Keep the pictures out and restate every record exactly.
-----
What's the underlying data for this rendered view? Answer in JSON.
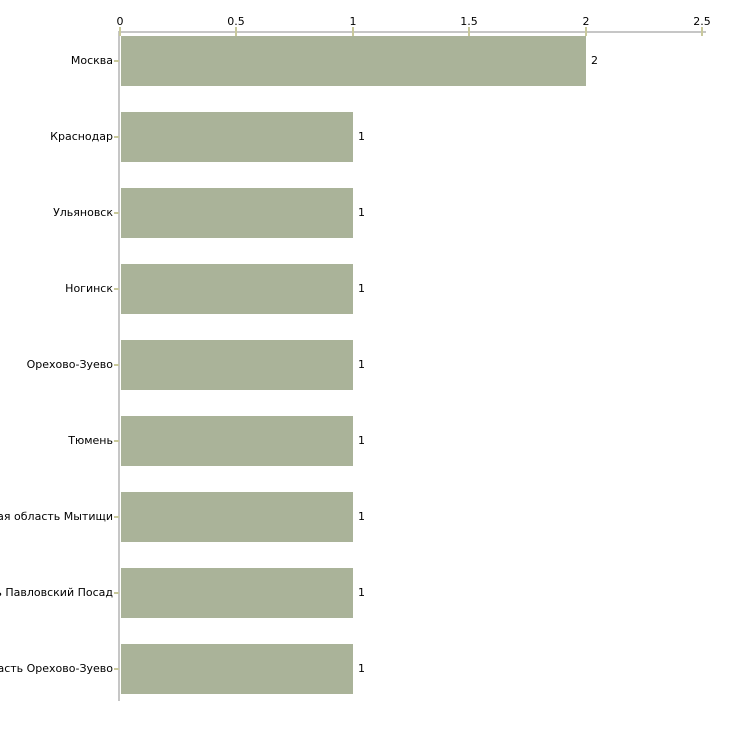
{
  "chart_data": {
    "type": "bar",
    "orientation": "horizontal",
    "title": "",
    "xlabel": "",
    "ylabel": "",
    "grid": "off",
    "legend": "none",
    "axis_position": "top",
    "categories": [
      "Москва",
      "Краснодар",
      "Ульяновск",
      "Ногинск",
      "Орехово-Зуево",
      "Тюмень",
      "Московская область Мытищи",
      "Московская область Павловский Посад",
      "Московская область Орехово-Зуево"
    ],
    "values": [
      2,
      1,
      1,
      1,
      1,
      1,
      1,
      1,
      1
    ],
    "value_labels": [
      "2",
      "1",
      "1",
      "1",
      "1",
      "1",
      "1",
      "1",
      "1"
    ],
    "x_ticks": [
      "0",
      "0.5",
      "1",
      "1.5",
      "2",
      "2.5"
    ],
    "x_tick_values": [
      0,
      0.5,
      1,
      1.5,
      2,
      2.5
    ],
    "xlim": [
      0,
      2.5
    ],
    "colors": {
      "bar": "#aab399",
      "axis_line": "#c6c6c6",
      "tick_mark": "#c9c99c",
      "text": "#000000",
      "background": "#ffffff"
    }
  }
}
-----
Exercise output:
What's the underlying data for this rendered view? Answer in JSON.
{
  "chart_data": {
    "type": "bar",
    "orientation": "horizontal",
    "title": "",
    "xlabel": "",
    "ylabel": "",
    "grid": "off",
    "legend": "none",
    "axis_position": "top",
    "categories": [
      "Москва",
      "Краснодар",
      "Ульяновск",
      "Ногинск",
      "Орехово-Зуево",
      "Тюмень",
      "Московская область Мытищи",
      "Московская область Павловский Посад",
      "Московская область Орехово-Зуево"
    ],
    "values": [
      2,
      1,
      1,
      1,
      1,
      1,
      1,
      1,
      1
    ],
    "value_labels": [
      "2",
      "1",
      "1",
      "1",
      "1",
      "1",
      "1",
      "1",
      "1"
    ],
    "x_ticks": [
      "0",
      "0.5",
      "1",
      "1.5",
      "2",
      "2.5"
    ],
    "x_tick_values": [
      0,
      0.5,
      1,
      1.5,
      2,
      2.5
    ],
    "xlim": [
      0,
      2.5
    ],
    "colors": {
      "bar": "#aab399",
      "axis_line": "#c6c6c6",
      "tick_mark": "#c9c99c",
      "text": "#000000",
      "background": "#ffffff"
    }
  }
}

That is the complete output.